++++ MATERIAL PROVIDED ++++
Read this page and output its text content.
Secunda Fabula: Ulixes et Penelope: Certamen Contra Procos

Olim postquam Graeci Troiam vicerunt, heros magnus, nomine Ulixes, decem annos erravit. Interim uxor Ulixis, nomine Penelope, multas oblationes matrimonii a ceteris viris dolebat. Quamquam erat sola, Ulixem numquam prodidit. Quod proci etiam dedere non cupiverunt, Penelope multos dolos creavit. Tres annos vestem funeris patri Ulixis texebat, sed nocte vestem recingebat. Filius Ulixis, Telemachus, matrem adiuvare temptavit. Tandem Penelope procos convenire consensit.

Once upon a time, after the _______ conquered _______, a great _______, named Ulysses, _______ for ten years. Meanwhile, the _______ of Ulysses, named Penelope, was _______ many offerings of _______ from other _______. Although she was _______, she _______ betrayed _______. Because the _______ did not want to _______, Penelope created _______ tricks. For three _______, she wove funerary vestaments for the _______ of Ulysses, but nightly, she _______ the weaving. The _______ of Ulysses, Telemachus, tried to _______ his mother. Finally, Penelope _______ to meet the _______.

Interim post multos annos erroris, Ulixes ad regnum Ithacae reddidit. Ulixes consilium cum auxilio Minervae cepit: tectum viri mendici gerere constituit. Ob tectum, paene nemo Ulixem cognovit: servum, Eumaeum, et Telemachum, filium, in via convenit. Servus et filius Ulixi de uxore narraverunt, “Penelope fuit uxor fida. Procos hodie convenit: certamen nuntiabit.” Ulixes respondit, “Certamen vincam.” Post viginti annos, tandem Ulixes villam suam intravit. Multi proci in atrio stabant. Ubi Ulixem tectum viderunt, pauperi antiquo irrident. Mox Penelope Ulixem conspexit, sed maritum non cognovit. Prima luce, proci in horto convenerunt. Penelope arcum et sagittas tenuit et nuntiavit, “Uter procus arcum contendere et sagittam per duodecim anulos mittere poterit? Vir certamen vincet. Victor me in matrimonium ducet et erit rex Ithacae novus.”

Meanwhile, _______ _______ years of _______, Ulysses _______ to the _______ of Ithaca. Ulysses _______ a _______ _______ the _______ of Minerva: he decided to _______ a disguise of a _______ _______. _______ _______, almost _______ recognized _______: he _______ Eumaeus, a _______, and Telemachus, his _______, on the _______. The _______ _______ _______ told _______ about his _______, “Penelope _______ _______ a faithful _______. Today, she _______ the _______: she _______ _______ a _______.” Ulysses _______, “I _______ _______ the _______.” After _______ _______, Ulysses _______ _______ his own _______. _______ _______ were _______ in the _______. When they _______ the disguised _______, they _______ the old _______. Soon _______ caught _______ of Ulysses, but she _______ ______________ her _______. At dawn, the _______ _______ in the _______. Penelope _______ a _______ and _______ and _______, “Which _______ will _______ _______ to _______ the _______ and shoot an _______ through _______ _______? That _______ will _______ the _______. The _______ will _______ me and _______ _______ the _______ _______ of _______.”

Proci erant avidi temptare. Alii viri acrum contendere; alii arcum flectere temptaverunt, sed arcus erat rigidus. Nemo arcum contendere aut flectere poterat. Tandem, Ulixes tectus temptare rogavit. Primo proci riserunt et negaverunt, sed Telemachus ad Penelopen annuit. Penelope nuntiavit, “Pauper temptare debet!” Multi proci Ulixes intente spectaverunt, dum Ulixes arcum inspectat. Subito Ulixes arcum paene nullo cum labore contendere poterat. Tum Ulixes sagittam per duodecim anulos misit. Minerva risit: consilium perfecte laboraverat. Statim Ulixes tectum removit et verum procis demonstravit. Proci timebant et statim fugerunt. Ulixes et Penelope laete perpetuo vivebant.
++++
* _AIM OF THE TASK_
Copy every line from the entries that contains the word "erat".

* _RESULT OF THIS EXERCISE_
Olim postquam Graeci Troiam vicerunt, heros magnus, nomine Ulixes, decem annos erravit. Interim uxor Ulixis, nomine Penelope, multas oblationes matrimonii a ceteris viris dolebat. Quamquam erat sola, Ulixem numquam prodidit. Quod proci etiam dedere non cupiverunt, Penelope multos dolos creavit. Tres annos vestem funeris patri Ulixis texebat, sed nocte vestem recingebat. Filius Ulixis, Telemachus, matrem adiuvare temptavit. Tandem Penelope procos convenire consensit.
Proci erant avidi temptare. Alii viri acrum contendere; alii arcum flectere temptaverunt, sed arcus erat rigidus. Nemo arcum contendere aut flectere poterat. Tandem, Ulixes tectus temptare rogavit. Primo proci riserunt et negaverunt, sed Telemachus ad Penelopen annuit. Penelope nuntiavit, “Pauper temptare debet!” Multi proci Ulixes intente spectaverunt, dum Ulixes arcum inspectat. Subito Ulixes arcum paene nullo cum labore contendere poterat. Tum Ulixes sagittam per duodecim anulos misit. Minerva risit: consilium perfecte laboraverat. Statim Ulixes tectum removit et verum procis demonstravit. Proci timebant et statim fugerunt. Ulixes et Penelope laete perpetuo vivebant.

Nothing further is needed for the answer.